═════ Given entries

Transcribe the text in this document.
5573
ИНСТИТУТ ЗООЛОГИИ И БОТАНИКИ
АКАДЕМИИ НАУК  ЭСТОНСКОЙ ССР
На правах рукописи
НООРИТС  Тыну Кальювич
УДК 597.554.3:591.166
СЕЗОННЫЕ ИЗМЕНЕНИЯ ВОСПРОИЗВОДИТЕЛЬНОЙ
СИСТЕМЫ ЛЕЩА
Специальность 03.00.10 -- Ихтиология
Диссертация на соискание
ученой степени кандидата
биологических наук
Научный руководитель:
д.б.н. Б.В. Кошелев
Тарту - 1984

══════════

| What to do |
Write an exact transcription of every entry above.

| The completed task |
Transcribe the text in this document.
5573
ИНСТИТУТ ЗООЛОГИИ И БОТАНИКИ
АКАДЕМИИ НАУК  ЭСТОНСКОЙ ССР
На правах рукописи
НООРИТС  Тыну Кальювич
УДК 597.554.3:591.166
СЕЗОННЫЕ ИЗМЕНЕНИЯ ВОСПРОИЗВОДИТЕЛЬНОЙ
СИСТЕМЫ ЛЕЩА
Специальность 03.00.10 -- Ихтиология
Диссертация на соискание
ученой степени кандидата
биологических наук
Научный руководитель:
д.б.н. Б.В. Кошелев
Тарту - 1984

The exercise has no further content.